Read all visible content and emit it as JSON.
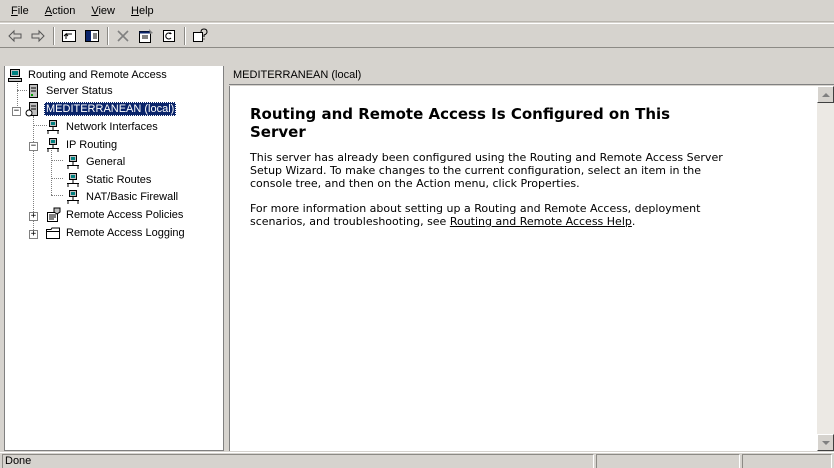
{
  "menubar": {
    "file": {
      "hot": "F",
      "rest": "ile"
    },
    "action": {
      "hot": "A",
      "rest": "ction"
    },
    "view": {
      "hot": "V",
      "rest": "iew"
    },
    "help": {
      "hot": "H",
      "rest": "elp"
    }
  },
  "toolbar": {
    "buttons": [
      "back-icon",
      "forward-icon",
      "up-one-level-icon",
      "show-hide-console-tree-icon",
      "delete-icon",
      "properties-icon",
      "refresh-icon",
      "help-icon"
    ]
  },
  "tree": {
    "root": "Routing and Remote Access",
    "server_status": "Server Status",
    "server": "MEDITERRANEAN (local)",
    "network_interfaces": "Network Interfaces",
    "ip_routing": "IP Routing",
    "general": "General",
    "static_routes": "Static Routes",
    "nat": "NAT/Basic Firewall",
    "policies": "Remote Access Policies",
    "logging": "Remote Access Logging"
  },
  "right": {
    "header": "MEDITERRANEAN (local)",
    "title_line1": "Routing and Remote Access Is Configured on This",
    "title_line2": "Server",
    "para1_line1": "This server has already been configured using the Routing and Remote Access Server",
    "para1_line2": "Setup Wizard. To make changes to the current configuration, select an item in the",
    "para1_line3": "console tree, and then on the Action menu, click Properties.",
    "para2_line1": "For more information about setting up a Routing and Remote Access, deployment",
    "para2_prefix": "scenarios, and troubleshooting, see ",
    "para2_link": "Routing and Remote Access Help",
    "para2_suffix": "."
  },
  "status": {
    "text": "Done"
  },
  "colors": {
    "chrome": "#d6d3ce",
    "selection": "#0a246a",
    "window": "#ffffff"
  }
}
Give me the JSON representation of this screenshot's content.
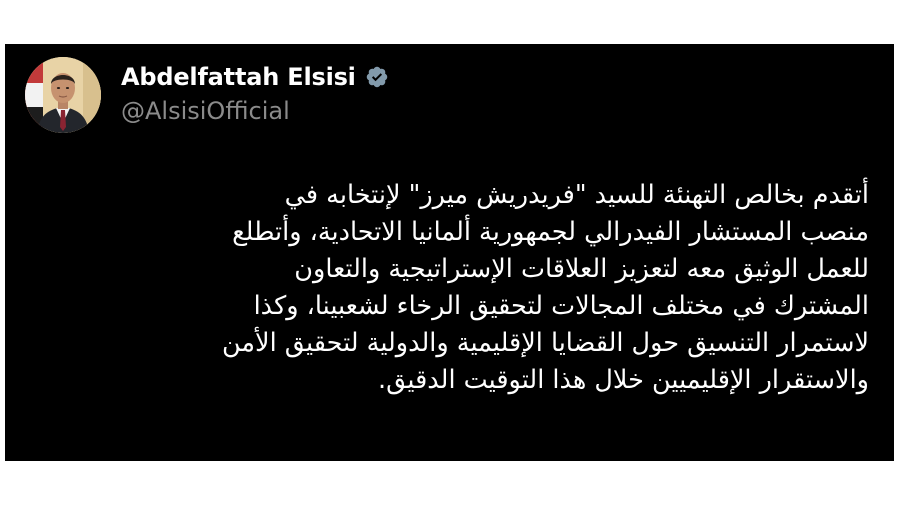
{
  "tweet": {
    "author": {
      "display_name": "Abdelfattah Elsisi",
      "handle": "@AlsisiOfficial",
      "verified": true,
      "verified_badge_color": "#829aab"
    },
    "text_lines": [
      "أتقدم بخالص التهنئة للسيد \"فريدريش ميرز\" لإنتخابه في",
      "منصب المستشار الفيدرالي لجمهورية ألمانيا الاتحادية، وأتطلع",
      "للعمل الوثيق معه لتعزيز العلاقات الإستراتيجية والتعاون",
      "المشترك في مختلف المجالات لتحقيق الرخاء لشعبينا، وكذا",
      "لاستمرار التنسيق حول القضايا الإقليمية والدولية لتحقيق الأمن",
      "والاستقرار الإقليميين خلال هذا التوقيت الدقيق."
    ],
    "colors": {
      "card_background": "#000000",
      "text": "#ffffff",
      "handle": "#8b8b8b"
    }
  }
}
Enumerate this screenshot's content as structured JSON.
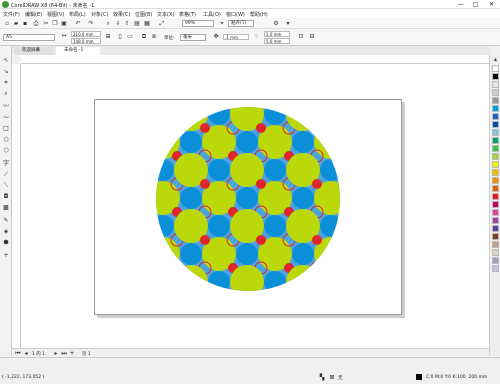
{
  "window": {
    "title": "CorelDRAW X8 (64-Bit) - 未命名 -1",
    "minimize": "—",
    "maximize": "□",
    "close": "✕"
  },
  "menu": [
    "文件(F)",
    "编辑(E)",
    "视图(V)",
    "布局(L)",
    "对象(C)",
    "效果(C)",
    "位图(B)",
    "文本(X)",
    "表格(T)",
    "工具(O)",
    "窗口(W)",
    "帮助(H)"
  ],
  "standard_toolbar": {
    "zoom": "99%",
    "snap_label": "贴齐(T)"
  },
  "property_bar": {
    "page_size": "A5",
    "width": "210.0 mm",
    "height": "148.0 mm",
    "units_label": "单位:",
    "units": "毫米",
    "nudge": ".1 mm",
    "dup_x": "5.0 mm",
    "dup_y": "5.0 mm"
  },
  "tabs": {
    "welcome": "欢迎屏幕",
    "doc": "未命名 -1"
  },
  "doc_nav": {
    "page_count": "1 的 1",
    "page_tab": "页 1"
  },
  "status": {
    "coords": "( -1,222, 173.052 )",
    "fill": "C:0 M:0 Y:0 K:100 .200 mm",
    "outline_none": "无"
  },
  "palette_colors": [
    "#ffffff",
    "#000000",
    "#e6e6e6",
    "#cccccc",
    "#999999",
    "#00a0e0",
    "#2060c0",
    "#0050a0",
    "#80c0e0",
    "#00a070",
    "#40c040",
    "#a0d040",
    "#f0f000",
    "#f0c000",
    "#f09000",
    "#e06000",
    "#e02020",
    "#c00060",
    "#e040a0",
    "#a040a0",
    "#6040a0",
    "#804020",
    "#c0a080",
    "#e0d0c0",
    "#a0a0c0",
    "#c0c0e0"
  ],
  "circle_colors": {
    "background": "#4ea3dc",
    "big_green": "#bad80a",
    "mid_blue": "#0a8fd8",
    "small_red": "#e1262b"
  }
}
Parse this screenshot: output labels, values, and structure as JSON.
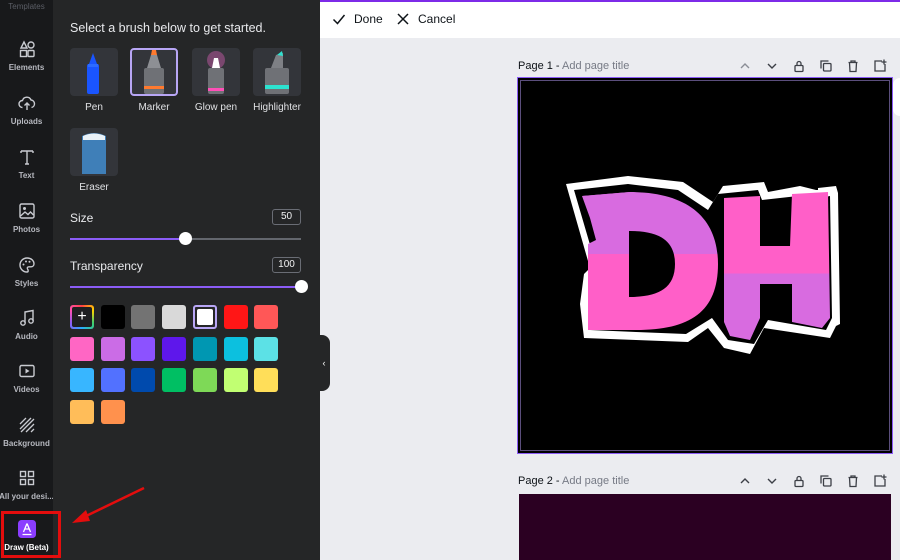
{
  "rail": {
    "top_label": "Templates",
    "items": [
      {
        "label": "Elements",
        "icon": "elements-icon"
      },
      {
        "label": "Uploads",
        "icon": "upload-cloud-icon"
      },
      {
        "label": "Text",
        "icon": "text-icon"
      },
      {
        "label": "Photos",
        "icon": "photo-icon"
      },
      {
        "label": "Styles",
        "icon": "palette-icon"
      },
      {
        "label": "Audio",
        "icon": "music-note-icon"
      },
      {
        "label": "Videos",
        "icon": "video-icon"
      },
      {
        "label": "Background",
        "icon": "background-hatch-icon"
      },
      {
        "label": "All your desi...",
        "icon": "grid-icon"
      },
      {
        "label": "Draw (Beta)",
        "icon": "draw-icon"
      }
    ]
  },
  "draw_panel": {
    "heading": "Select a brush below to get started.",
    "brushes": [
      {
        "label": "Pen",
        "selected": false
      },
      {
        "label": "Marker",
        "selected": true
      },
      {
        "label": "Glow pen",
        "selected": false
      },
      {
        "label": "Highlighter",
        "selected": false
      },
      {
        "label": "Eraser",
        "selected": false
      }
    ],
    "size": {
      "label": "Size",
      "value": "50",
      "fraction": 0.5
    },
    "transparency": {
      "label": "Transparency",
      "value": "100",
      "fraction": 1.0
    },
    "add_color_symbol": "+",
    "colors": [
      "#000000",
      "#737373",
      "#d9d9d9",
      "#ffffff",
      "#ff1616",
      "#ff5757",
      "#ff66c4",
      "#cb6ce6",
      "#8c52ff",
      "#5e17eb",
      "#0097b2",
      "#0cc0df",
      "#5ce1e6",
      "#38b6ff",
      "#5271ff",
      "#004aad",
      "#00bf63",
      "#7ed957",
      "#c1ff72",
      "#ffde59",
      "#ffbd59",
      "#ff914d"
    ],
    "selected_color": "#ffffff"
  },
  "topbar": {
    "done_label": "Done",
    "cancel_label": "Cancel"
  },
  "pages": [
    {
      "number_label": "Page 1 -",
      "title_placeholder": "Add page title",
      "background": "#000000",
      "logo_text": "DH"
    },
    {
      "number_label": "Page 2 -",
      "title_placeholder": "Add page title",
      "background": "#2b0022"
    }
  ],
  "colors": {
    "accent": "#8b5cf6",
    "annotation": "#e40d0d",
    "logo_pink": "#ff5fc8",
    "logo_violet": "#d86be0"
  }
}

● YOUR TASK
State how many lines above contain the string "JSON", with no other words.

● THE COMPLETED TASK
4